### Dataset entries ###

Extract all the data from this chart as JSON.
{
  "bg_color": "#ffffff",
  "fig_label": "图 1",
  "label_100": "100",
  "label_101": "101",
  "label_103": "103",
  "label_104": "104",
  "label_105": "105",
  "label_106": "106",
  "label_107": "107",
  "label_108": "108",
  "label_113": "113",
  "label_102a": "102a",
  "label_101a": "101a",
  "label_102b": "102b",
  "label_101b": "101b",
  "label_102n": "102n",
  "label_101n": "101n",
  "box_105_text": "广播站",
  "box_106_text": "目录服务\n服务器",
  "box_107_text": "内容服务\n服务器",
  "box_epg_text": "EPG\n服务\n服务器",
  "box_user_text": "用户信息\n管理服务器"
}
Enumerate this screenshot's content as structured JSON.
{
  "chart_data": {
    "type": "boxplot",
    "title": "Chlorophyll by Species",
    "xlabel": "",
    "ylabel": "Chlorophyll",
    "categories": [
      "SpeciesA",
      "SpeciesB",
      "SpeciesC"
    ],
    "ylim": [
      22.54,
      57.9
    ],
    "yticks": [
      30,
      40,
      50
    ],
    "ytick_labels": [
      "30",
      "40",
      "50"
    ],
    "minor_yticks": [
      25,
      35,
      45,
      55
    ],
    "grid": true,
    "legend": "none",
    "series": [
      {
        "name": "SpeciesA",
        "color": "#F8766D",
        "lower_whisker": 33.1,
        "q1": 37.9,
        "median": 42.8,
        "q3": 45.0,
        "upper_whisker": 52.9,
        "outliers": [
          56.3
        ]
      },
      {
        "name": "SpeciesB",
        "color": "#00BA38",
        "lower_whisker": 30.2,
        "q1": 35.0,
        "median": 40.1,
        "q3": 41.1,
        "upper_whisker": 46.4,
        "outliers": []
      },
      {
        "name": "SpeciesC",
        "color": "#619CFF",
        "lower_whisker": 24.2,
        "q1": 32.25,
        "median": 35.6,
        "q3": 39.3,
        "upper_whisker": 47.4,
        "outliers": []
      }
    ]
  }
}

###

• [Task instructions]
Which lines of the material contain the string "this"? List each of them.

• [Written answer]
Extract all the data from this chart as JSON.
Enumerate this screenshot's content as structured JSON.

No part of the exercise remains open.